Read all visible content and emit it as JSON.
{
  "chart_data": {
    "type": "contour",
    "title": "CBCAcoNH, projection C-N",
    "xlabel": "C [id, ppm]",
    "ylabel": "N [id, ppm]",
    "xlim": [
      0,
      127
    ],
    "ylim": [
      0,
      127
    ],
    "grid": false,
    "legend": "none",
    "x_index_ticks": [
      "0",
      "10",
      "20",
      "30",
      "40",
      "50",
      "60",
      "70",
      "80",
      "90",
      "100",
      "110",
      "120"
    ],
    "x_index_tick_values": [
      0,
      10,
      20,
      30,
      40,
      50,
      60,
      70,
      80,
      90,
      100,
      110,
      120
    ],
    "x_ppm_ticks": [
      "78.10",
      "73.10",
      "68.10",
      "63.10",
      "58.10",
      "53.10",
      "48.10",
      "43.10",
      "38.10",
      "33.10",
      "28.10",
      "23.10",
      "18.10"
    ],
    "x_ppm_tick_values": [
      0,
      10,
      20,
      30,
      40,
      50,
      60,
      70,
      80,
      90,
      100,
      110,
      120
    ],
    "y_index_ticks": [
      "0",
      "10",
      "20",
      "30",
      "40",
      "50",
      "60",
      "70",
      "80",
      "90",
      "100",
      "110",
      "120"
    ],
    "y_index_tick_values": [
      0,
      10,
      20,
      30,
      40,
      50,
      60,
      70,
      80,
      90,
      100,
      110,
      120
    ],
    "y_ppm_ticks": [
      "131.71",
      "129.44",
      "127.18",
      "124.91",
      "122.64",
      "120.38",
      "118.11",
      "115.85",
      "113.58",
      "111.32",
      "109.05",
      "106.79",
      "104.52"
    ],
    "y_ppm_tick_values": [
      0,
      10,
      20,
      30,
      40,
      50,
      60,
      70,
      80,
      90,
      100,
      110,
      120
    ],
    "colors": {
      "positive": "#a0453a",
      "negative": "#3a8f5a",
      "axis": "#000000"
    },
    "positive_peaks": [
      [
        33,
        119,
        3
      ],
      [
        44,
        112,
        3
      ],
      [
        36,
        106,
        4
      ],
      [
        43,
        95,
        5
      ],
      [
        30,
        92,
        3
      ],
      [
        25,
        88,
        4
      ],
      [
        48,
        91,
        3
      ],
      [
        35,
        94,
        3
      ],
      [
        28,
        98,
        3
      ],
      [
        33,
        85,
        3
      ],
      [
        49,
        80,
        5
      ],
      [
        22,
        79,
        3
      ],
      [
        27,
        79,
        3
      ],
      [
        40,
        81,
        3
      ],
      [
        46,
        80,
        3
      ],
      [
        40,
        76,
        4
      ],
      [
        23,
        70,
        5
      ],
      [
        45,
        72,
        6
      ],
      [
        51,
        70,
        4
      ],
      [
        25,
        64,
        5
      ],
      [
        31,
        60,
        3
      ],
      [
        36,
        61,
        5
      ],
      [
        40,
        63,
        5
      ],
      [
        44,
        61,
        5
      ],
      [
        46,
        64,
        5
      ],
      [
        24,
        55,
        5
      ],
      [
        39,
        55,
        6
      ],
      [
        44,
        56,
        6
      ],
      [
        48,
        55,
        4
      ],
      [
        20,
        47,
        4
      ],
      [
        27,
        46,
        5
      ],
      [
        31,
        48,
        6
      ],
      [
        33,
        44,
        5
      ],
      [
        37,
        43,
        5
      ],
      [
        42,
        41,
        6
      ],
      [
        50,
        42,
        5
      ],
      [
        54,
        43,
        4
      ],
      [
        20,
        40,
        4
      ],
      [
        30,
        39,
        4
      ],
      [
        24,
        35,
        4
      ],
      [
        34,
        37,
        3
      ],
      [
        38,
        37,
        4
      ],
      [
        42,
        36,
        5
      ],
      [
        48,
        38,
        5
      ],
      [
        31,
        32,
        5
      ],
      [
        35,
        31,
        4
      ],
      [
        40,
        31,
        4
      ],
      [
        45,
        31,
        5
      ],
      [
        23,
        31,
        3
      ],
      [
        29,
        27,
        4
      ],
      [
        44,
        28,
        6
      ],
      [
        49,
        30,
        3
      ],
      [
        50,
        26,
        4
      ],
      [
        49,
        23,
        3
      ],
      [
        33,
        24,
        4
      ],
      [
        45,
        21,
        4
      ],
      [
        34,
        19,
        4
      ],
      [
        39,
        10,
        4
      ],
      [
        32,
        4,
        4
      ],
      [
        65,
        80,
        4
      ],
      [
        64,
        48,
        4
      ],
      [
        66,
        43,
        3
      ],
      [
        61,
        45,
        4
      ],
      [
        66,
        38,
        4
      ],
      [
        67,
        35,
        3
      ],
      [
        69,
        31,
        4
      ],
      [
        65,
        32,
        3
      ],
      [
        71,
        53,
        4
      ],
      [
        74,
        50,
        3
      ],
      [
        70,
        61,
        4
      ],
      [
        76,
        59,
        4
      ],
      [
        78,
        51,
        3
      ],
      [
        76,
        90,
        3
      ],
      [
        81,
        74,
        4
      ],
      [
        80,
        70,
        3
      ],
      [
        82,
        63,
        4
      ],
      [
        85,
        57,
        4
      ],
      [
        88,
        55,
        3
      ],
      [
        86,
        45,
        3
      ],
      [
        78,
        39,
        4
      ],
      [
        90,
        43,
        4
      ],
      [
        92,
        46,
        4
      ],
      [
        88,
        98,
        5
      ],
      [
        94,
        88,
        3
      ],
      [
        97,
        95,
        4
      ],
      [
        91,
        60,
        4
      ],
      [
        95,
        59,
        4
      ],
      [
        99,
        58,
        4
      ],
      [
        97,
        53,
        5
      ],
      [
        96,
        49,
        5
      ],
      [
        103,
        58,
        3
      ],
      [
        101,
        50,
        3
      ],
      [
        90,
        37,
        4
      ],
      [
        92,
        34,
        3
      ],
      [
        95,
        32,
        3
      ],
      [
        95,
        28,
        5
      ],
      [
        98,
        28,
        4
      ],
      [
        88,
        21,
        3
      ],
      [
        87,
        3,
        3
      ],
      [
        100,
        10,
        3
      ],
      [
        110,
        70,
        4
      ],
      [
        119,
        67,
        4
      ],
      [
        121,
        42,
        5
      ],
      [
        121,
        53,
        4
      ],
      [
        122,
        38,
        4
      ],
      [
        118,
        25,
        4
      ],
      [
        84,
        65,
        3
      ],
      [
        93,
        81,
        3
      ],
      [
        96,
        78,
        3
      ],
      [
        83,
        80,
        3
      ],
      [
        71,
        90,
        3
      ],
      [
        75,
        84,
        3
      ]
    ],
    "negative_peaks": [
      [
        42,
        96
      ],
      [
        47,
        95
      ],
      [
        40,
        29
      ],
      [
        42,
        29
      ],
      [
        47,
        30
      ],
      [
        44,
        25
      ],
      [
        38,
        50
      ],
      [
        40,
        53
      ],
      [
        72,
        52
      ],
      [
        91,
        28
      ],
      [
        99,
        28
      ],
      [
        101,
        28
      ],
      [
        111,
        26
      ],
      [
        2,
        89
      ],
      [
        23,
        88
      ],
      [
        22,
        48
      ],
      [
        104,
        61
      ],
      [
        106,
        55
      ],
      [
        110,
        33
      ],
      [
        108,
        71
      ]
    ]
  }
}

[What to produce]: Every record above must be duplicated exactly.

[Task solution]:
Read all visible content and emit it as JSON.
{
  "chart_data": {
    "type": "contour",
    "title": "CBCAcoNH, projection C-N",
    "xlabel": "C [id, ppm]",
    "ylabel": "N [id, ppm]",
    "xlim": [
      0,
      127
    ],
    "ylim": [
      0,
      127
    ],
    "grid": false,
    "legend": "none",
    "x_index_ticks": [
      "0",
      "10",
      "20",
      "30",
      "40",
      "50",
      "60",
      "70",
      "80",
      "90",
      "100",
      "110",
      "120"
    ],
    "x_index_tick_values": [
      0,
      10,
      20,
      30,
      40,
      50,
      60,
      70,
      80,
      90,
      100,
      110,
      120
    ],
    "x_ppm_ticks": [
      "78.10",
      "73.10",
      "68.10",
      "63.10",
      "58.10",
      "53.10",
      "48.10",
      "43.10",
      "38.10",
      "33.10",
      "28.10",
      "23.10",
      "18.10"
    ],
    "x_ppm_tick_values": [
      0,
      10,
      20,
      30,
      40,
      50,
      60,
      70,
      80,
      90,
      100,
      110,
      120
    ],
    "y_index_ticks": [
      "0",
      "10",
      "20",
      "30",
      "40",
      "50",
      "60",
      "70",
      "80",
      "90",
      "100",
      "110",
      "120"
    ],
    "y_index_tick_values": [
      0,
      10,
      20,
      30,
      40,
      50,
      60,
      70,
      80,
      90,
      100,
      110,
      120
    ],
    "y_ppm_ticks": [
      "131.71",
      "129.44",
      "127.18",
      "124.91",
      "122.64",
      "120.38",
      "118.11",
      "115.85",
      "113.58",
      "111.32",
      "109.05",
      "106.79",
      "104.52"
    ],
    "y_ppm_tick_values": [
      0,
      10,
      20,
      30,
      40,
      50,
      60,
      70,
      80,
      90,
      100,
      110,
      120
    ],
    "colors": {
      "positive": "#a0453a",
      "negative": "#3a8f5a",
      "axis": "#000000"
    },
    "positive_peaks": [
      [
        33,
        119,
        3
      ],
      [
        44,
        112,
        3
      ],
      [
        36,
        106,
        4
      ],
      [
        43,
        95,
        5
      ],
      [
        30,
        92,
        3
      ],
      [
        25,
        88,
        4
      ],
      [
        48,
        91,
        3
      ],
      [
        35,
        94,
        3
      ],
      [
        28,
        98,
        3
      ],
      [
        33,
        85,
        3
      ],
      [
        49,
        80,
        5
      ],
      [
        22,
        79,
        3
      ],
      [
        27,
        79,
        3
      ],
      [
        40,
        81,
        3
      ],
      [
        46,
        80,
        3
      ],
      [
        40,
        76,
        4
      ],
      [
        23,
        70,
        5
      ],
      [
        45,
        72,
        6
      ],
      [
        51,
        70,
        4
      ],
      [
        25,
        64,
        5
      ],
      [
        31,
        60,
        3
      ],
      [
        36,
        61,
        5
      ],
      [
        40,
        63,
        5
      ],
      [
        44,
        61,
        5
      ],
      [
        46,
        64,
        5
      ],
      [
        24,
        55,
        5
      ],
      [
        39,
        55,
        6
      ],
      [
        44,
        56,
        6
      ],
      [
        48,
        55,
        4
      ],
      [
        20,
        47,
        4
      ],
      [
        27,
        46,
        5
      ],
      [
        31,
        48,
        6
      ],
      [
        33,
        44,
        5
      ],
      [
        37,
        43,
        5
      ],
      [
        42,
        41,
        6
      ],
      [
        50,
        42,
        5
      ],
      [
        54,
        43,
        4
      ],
      [
        20,
        40,
        4
      ],
      [
        30,
        39,
        4
      ],
      [
        24,
        35,
        4
      ],
      [
        34,
        37,
        3
      ],
      [
        38,
        37,
        4
      ],
      [
        42,
        36,
        5
      ],
      [
        48,
        38,
        5
      ],
      [
        31,
        32,
        5
      ],
      [
        35,
        31,
        4
      ],
      [
        40,
        31,
        4
      ],
      [
        45,
        31,
        5
      ],
      [
        23,
        31,
        3
      ],
      [
        29,
        27,
        4
      ],
      [
        44,
        28,
        6
      ],
      [
        49,
        30,
        3
      ],
      [
        50,
        26,
        4
      ],
      [
        49,
        23,
        3
      ],
      [
        33,
        24,
        4
      ],
      [
        45,
        21,
        4
      ],
      [
        34,
        19,
        4
      ],
      [
        39,
        10,
        4
      ],
      [
        32,
        4,
        4
      ],
      [
        65,
        80,
        4
      ],
      [
        64,
        48,
        4
      ],
      [
        66,
        43,
        3
      ],
      [
        61,
        45,
        4
      ],
      [
        66,
        38,
        4
      ],
      [
        67,
        35,
        3
      ],
      [
        69,
        31,
        4
      ],
      [
        65,
        32,
        3
      ],
      [
        71,
        53,
        4
      ],
      [
        74,
        50,
        3
      ],
      [
        70,
        61,
        4
      ],
      [
        76,
        59,
        4
      ],
      [
        78,
        51,
        3
      ],
      [
        76,
        90,
        3
      ],
      [
        81,
        74,
        4
      ],
      [
        80,
        70,
        3
      ],
      [
        82,
        63,
        4
      ],
      [
        85,
        57,
        4
      ],
      [
        88,
        55,
        3
      ],
      [
        86,
        45,
        3
      ],
      [
        78,
        39,
        4
      ],
      [
        90,
        43,
        4
      ],
      [
        92,
        46,
        4
      ],
      [
        88,
        98,
        5
      ],
      [
        94,
        88,
        3
      ],
      [
        97,
        95,
        4
      ],
      [
        91,
        60,
        4
      ],
      [
        95,
        59,
        4
      ],
      [
        99,
        58,
        4
      ],
      [
        97,
        53,
        5
      ],
      [
        96,
        49,
        5
      ],
      [
        103,
        58,
        3
      ],
      [
        101,
        50,
        3
      ],
      [
        90,
        37,
        4
      ],
      [
        92,
        34,
        3
      ],
      [
        95,
        32,
        3
      ],
      [
        95,
        28,
        5
      ],
      [
        98,
        28,
        4
      ],
      [
        88,
        21,
        3
      ],
      [
        87,
        3,
        3
      ],
      [
        100,
        10,
        3
      ],
      [
        110,
        70,
        4
      ],
      [
        119,
        67,
        4
      ],
      [
        121,
        42,
        5
      ],
      [
        121,
        53,
        4
      ],
      [
        122,
        38,
        4
      ],
      [
        118,
        25,
        4
      ],
      [
        84,
        65,
        3
      ],
      [
        93,
        81,
        3
      ],
      [
        96,
        78,
        3
      ],
      [
        83,
        80,
        3
      ],
      [
        71,
        90,
        3
      ],
      [
        75,
        84,
        3
      ]
    ],
    "negative_peaks": [
      [
        42,
        96
      ],
      [
        47,
        95
      ],
      [
        40,
        29
      ],
      [
        42,
        29
      ],
      [
        47,
        30
      ],
      [
        44,
        25
      ],
      [
        38,
        50
      ],
      [
        40,
        53
      ],
      [
        72,
        52
      ],
      [
        91,
        28
      ],
      [
        99,
        28
      ],
      [
        101,
        28
      ],
      [
        111,
        26
      ],
      [
        2,
        89
      ],
      [
        23,
        88
      ],
      [
        22,
        48
      ],
      [
        104,
        61
      ],
      [
        106,
        55
      ],
      [
        110,
        33
      ],
      [
        108,
        71
      ]
    ]
  }
}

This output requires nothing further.